» **Set problem**: What lines of the data include the string "detached"? Copy them all.
· · · · ·
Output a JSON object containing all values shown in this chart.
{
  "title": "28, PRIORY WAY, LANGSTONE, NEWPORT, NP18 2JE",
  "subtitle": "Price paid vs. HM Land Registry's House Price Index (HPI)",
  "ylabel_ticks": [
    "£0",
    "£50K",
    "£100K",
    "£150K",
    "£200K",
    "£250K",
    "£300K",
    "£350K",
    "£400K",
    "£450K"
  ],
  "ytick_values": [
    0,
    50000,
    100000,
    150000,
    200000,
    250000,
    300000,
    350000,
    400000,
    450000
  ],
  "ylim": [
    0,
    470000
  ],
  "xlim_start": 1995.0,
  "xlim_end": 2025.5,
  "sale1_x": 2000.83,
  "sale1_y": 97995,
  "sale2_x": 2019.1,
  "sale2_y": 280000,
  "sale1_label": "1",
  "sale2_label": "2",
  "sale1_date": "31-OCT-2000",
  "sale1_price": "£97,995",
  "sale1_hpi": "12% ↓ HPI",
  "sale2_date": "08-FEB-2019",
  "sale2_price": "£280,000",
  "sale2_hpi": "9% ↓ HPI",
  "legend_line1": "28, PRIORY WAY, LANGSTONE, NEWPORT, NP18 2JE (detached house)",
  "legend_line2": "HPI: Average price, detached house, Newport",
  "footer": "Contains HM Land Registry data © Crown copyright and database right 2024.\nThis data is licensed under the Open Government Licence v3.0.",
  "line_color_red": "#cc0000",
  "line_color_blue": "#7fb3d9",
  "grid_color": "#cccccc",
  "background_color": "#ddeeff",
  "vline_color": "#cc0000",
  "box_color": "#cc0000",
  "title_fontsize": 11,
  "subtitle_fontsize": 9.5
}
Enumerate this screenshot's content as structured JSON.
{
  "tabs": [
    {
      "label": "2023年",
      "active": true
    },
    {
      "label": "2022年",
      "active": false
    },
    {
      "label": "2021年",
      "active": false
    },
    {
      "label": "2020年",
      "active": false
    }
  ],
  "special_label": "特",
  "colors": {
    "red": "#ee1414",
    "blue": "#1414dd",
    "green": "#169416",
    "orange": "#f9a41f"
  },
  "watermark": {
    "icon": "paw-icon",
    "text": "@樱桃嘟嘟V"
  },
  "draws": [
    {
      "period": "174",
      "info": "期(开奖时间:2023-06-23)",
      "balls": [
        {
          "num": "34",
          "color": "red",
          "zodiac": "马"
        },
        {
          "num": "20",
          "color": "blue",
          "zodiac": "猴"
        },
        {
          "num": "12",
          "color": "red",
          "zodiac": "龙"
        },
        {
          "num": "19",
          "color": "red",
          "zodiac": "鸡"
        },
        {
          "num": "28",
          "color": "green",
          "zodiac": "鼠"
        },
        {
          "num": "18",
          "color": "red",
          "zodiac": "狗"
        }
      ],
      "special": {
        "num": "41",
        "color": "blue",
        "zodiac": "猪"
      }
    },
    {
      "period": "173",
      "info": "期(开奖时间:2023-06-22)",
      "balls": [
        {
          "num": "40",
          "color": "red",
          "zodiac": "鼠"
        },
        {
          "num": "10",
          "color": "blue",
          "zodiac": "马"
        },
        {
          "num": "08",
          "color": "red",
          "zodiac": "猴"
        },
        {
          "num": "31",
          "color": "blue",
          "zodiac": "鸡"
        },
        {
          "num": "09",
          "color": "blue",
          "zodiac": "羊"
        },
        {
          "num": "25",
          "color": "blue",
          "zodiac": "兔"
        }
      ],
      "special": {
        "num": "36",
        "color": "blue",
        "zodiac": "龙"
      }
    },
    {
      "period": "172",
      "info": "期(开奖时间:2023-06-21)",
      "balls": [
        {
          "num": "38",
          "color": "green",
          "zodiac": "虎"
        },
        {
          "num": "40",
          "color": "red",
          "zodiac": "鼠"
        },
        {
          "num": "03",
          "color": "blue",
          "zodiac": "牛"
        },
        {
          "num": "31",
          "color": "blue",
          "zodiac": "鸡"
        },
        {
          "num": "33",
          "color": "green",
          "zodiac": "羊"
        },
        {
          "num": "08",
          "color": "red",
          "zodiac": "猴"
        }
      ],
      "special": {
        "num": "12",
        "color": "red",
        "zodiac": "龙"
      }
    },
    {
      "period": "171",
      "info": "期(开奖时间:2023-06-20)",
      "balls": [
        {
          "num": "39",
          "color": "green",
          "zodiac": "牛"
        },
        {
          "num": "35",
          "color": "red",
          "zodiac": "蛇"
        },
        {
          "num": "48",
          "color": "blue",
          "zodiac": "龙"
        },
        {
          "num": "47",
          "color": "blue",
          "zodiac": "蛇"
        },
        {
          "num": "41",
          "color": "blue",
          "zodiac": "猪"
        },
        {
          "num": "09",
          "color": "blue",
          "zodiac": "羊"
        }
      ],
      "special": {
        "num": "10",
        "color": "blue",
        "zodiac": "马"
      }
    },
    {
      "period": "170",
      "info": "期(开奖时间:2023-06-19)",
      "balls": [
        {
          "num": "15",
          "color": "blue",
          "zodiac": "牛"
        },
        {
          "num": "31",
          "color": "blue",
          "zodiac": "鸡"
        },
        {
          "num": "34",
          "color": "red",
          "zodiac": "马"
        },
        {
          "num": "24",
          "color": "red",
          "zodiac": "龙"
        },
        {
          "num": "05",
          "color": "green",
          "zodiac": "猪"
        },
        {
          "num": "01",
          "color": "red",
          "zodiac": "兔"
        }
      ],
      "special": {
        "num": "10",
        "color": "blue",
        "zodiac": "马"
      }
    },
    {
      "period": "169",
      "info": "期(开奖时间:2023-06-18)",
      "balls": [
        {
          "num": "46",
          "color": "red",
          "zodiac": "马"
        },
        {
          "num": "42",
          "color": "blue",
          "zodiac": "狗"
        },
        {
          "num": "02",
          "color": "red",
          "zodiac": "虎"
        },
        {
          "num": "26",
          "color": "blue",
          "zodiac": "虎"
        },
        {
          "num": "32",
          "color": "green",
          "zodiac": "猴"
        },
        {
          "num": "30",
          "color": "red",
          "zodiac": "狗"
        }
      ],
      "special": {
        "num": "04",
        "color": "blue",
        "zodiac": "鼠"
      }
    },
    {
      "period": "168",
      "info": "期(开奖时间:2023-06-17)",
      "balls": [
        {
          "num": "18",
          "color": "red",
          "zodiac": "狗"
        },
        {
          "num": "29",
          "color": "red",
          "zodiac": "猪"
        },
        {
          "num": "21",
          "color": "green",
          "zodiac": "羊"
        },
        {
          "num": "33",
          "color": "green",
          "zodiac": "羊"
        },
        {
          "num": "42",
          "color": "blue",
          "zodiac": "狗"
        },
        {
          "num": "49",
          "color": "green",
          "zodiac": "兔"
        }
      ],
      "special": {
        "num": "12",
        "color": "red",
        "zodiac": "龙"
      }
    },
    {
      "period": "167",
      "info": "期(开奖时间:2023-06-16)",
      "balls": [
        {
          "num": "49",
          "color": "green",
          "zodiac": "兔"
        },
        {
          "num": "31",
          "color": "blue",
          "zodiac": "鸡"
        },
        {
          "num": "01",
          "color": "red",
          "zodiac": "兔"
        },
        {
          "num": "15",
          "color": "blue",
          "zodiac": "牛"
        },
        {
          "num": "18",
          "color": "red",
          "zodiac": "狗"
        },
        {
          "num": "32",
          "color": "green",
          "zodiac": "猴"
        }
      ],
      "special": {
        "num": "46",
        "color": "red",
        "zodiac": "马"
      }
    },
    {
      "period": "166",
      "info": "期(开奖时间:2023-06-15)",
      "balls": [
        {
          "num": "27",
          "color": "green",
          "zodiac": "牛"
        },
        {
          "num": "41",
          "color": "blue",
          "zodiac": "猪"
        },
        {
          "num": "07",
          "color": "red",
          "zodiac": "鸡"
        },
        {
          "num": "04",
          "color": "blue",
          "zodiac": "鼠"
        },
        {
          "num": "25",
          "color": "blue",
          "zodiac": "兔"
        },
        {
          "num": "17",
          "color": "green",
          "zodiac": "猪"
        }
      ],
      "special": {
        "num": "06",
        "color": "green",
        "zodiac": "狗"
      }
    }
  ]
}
· · · · ·
» **Response to the task**:
  "legend_line1": "28, PRIORY WAY, LANGSTONE, NEWPORT, NP18 2JE (detached house)",
  "legend_line2": "HPI: Average price, detached house, Newport",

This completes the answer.